### [WRITTEN INSTRUCTION A]
In the forum thread about clients failing to boot into the PXE environment with dnsmasq, which port does the PXE-E55 error say ProxyDHCP did not reply on?
### [WRITTEN INSTRUCTION B]
Render this sentence from the dnsmasq PXE boot thread in German: "I am using dnsmasq so we do not have to alter our DHCP server."
### [WRITTEN INSTRUCTION C]
Carry on the forum thread about the inconsistent dnsmasq PXE boot from its last line.

### TEXT EXTRACT ###

Clients will not consistently boot into PXE environment - dnsmasq

jhumpf

I need some urgent help.
I am using dnsmasq so we do not have to alter our DHCP server. It is available to both subnets.
I am unsure if this inconsistency is on both subnets because there are not enough clients on the one to do accurate testing.

Sometimes the clients boot right into the PXE environment, much of the time they will give the following errors:
PXE-E52: proxyDHCP offers were received. No DHCP offers were received.
PXE-E55 ProxyDHCP did not reply to request on port 4011

This does work sometimes but it is REALLY inconsistent and yesterday took dozens of reboots and many failed attempts for them all to come up for multicast and unicast when I do them separately.

I have the exact config for dnsmasq as the install for CentOS 7 FOG wiki says to have.

george1421

Did you use my dnsmasq configuration file to setup dnsmasq on your FOG server or some other configuration file?

https://forums.fogproject.org/topic/12796/installing-dnsmasq-on-your-fog-server

Did you add the dnsmasq server’s IP address to your dhcp-relay/helper service running on your subnet router?

george1421

@jhumpf said in Clients will not consistently boot into PXE environment - dnsmasq:

Sometimes the clients boot right into the PXE environment, much of the time they will give the following errors:
PXE-E52: proxyDHCP offers were received. No DHCP offers were received.
PXE-E55 ProxyDHCP did not reply to request on port 4011

This would indicate that dnsmasq DID respond because it knows there is a proxyDHCP server. It would only know that because it was told there was one.

Does this issue happen on one subnet more than another?

Do you have more than 1 dhcp server on your network?

Finally, can you successfully predict when this error will happen, such as if we setup wireshark we could capture it not working?

jhumpf

@george1421 said in Clients will not consistently boot into PXE environment - dnsmasq:

@jhumpf said in Clients will not consistently boot into PXE environment - dnsmasq:

Sometimes the clients boot right into the PXE environment, much of the time they will give the following errors:
PXE-E52: proxyDHCP offers were received. No DHCP offers were received.
PXE-E55 ProxyDHCP did not reply to request on port 4011

This would indicate that dnsmasq DID respond because it knows there is a proxyDHCP server. It would only know that because it was told there was one.

Does this issue happen on one subnet more than another?

Do you have more than 1 dhcp server on your network?

### SOURCE MATERIAL ###

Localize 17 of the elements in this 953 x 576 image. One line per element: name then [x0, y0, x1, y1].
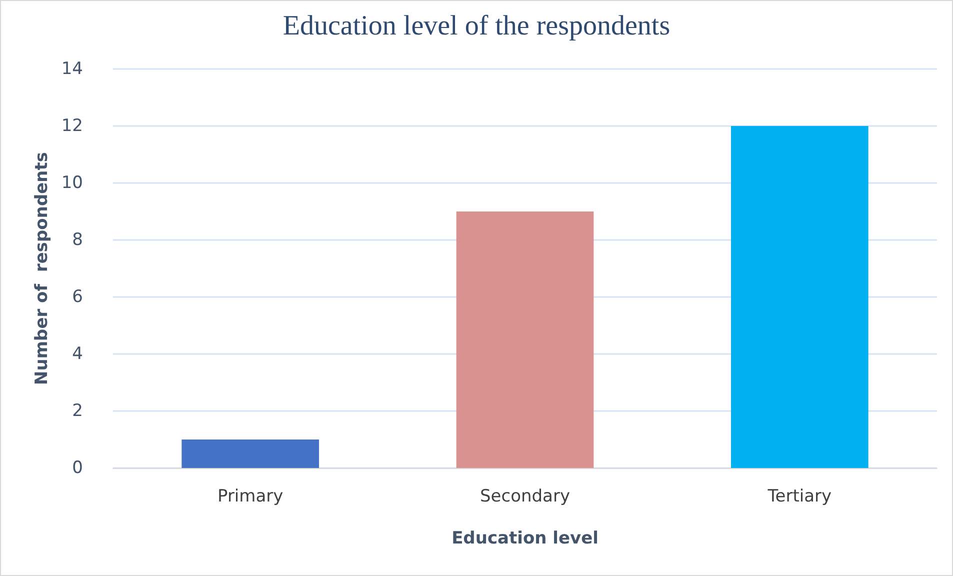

###

### [FINAL ANSWER A]
Port 4011.

### [FINAL ANSWER B]
Ich verwende dnsmasq, damit wir unseren DHCP-Server nicht ändern müssen.

### [FINAL ANSWER C]
Finally, can you successfully predict when this error will happen, such as if we setup wireshark we could capture it not working?

I am not positive about the multiple subsets. I believe so but I cant be certain.
I can ask about multiple dhcp servers. And I’m not sure about predictions. We probably can capture it with wireshark.
I tried doing it from the server and I didn’t see anything noteworthy but maybe I’m missing something

george1421

@jhumpf Did you use my config file referenced in the first link to setup your dnsmasq server?

jhumpf

@george1421 said in Clients will not consistently boot into PXE environment - dnsmasq:

@jhumpf Did you use my config file referenced in the first link to setup your dnsmasq server?

Yes. Plus one line for my second subnet

george1421

@jhumpf said in Clients will not consistently boot into PXE environment - dnsmasq:

Yes. Plus one line for my second subnet

You should not need any additional lines for subnets since the dnsmasq service only provides pxe boot information.

So is there any logic to when and where these computers fail to pxe boot?

Does it fail more often on one subnet than the other?

It would be ideal from the capture standpoint if you could capture a pxe boot failure on a computer that is on the same subnet as the FOG server, because we will use the fog server and tcpdump to capture the entire pxe boot process (wireshark not needed). I have the instructions here: https://forums.fogproject.org/topic/9673/when-dhcp-pxe-booting-process-goes-bad-and-you-have-no-clue

what is important is the capture filter so we only get pxe booting information and not all of the other stuff flying down your network. So the ports of interest are 67, 68, 69, 4011. Now if you use a witness computer with wireshark you will only see traffic for ports 67 and 68 because the protocols for 69 and 4011 are point to point, that is why its best to use the FOG server to capture when you can.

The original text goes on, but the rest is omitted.